--- BEGIN Data entries ---
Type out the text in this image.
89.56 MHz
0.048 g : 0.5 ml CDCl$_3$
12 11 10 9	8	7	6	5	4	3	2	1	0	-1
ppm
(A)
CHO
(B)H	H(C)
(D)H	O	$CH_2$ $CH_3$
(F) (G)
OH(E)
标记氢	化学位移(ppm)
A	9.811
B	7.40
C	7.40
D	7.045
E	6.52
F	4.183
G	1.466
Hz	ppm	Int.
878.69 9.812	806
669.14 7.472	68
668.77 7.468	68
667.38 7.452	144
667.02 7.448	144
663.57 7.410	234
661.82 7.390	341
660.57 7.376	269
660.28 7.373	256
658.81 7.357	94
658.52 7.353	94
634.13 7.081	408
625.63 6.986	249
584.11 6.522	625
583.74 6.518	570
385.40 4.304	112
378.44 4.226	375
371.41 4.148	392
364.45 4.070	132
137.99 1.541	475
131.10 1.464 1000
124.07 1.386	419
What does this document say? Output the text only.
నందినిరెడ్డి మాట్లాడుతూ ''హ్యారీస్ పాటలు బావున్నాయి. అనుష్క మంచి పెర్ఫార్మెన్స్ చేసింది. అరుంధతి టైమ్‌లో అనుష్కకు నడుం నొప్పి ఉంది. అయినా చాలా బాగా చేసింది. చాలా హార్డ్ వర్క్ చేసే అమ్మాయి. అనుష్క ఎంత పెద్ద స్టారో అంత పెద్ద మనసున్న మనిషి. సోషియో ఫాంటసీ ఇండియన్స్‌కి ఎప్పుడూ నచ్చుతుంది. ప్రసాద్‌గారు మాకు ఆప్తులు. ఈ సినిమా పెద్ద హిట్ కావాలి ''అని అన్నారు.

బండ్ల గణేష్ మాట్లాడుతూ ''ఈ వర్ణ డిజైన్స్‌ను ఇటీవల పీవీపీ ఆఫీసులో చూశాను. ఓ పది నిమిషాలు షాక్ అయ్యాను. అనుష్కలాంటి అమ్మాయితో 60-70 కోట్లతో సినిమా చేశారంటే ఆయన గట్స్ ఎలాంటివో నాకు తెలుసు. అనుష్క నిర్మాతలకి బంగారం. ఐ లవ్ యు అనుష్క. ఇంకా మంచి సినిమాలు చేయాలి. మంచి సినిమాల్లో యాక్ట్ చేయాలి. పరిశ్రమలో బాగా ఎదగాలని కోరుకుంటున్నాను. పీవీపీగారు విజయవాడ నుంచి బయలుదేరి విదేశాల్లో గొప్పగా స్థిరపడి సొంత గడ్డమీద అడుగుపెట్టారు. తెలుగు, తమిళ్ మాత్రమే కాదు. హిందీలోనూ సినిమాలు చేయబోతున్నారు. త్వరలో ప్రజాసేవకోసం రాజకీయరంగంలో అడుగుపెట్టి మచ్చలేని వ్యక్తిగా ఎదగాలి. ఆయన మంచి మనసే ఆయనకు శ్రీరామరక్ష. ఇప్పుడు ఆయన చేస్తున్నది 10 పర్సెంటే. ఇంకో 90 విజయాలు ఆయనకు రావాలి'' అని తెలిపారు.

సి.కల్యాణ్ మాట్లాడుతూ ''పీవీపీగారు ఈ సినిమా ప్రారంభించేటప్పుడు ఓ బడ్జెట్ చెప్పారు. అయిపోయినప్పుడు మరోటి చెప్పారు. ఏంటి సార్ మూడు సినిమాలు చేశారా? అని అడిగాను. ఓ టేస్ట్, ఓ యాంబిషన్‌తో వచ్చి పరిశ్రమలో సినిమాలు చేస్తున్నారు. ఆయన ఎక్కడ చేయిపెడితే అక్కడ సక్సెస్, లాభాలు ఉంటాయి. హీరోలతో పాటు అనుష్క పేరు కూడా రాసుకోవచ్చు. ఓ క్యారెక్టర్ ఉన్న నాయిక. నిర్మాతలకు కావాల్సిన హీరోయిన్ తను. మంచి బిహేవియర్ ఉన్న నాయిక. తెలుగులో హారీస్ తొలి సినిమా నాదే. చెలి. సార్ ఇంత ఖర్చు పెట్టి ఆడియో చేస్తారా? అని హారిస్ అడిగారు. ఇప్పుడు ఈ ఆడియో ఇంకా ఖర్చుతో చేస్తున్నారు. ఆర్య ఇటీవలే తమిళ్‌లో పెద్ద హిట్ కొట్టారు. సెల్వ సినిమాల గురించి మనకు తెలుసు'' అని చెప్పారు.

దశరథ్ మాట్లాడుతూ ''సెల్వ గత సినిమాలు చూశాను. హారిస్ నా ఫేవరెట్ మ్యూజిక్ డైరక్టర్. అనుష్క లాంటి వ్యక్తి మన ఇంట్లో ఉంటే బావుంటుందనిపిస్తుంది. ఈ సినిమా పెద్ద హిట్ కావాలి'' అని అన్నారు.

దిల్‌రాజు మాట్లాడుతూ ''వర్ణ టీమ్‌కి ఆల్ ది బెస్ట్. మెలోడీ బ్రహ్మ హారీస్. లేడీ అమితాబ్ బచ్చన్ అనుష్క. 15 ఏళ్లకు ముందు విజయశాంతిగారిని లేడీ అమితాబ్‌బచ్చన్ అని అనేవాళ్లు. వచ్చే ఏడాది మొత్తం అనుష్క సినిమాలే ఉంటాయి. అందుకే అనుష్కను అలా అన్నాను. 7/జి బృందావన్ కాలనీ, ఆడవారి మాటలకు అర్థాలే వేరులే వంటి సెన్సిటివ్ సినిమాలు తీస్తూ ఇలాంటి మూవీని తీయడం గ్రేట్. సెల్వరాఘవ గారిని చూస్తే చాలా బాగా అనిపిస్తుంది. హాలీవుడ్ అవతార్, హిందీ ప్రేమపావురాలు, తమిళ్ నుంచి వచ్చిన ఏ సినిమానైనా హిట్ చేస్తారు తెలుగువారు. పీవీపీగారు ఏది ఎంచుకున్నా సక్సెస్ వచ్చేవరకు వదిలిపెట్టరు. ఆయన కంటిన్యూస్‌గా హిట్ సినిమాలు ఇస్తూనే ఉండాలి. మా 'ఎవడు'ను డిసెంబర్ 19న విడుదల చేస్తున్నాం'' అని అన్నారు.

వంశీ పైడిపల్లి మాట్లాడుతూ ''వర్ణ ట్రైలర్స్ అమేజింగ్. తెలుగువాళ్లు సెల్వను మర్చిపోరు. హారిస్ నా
--- END Data entries ---
--- BEGIN Data entries ---
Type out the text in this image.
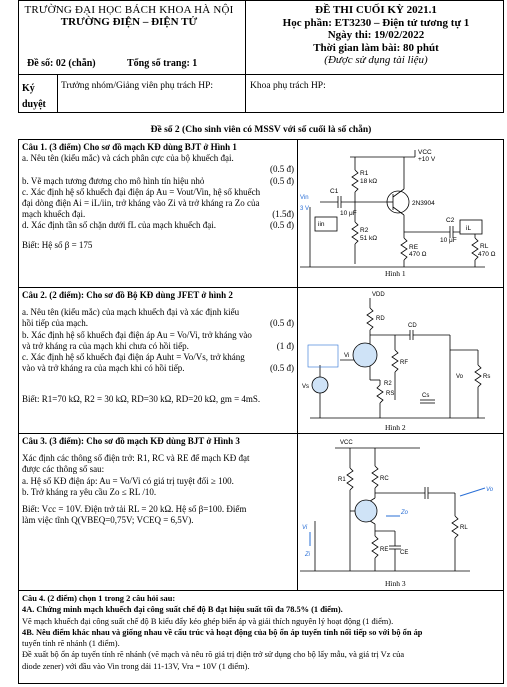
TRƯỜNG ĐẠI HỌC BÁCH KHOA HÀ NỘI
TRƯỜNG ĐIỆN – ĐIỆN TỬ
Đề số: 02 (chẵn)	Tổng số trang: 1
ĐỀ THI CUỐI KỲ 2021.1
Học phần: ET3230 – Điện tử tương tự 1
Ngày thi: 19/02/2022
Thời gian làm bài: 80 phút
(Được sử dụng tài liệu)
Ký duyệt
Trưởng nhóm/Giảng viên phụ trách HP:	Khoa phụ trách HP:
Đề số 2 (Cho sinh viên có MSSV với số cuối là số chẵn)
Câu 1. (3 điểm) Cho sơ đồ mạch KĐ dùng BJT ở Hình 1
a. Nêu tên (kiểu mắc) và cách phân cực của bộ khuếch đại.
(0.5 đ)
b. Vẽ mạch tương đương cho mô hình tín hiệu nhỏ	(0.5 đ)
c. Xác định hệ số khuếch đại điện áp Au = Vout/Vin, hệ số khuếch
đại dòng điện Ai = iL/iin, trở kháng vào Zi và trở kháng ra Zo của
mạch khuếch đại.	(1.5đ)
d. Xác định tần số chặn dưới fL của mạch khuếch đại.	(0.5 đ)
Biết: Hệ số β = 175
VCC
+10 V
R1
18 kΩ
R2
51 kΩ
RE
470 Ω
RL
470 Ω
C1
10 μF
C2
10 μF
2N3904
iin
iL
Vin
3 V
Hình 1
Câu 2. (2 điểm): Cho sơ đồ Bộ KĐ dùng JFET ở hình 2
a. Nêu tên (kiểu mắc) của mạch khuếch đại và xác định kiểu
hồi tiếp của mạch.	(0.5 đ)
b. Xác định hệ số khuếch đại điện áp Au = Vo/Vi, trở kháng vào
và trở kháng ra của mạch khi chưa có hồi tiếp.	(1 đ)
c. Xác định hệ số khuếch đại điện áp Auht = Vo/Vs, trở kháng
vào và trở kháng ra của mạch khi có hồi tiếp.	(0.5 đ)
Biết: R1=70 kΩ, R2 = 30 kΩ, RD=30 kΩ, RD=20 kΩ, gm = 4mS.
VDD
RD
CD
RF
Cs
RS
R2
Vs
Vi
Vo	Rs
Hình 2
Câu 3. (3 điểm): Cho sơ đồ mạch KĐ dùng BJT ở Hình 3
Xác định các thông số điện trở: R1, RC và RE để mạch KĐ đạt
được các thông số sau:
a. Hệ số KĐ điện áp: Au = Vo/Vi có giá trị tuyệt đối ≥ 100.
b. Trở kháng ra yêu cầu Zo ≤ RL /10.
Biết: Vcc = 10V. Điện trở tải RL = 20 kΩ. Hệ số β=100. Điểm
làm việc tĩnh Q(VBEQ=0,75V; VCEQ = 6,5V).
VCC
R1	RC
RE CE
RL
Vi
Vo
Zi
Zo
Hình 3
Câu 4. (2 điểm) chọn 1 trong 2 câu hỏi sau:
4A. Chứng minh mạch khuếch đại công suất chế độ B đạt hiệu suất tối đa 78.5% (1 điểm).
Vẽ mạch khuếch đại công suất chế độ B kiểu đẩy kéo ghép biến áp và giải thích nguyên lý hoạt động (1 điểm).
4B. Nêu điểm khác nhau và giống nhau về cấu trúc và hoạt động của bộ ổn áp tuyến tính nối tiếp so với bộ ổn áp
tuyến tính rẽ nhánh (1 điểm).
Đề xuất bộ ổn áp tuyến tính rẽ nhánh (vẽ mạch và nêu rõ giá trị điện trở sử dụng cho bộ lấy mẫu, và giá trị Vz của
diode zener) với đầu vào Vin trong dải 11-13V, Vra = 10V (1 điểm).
--- END Data entries ---
* Goal of the exercise
Among the records above, find each line holding the string "nhánh" and pull it out.

* Reply
tuyến tính rẽ nhánh (1 điểm).
Đề xuất bộ ổn áp tuyến tính rẽ nhánh (vẽ mạch và nêu rõ giá trị điện trở sử dụng cho bộ lấy mẫu, và giá trị Vz của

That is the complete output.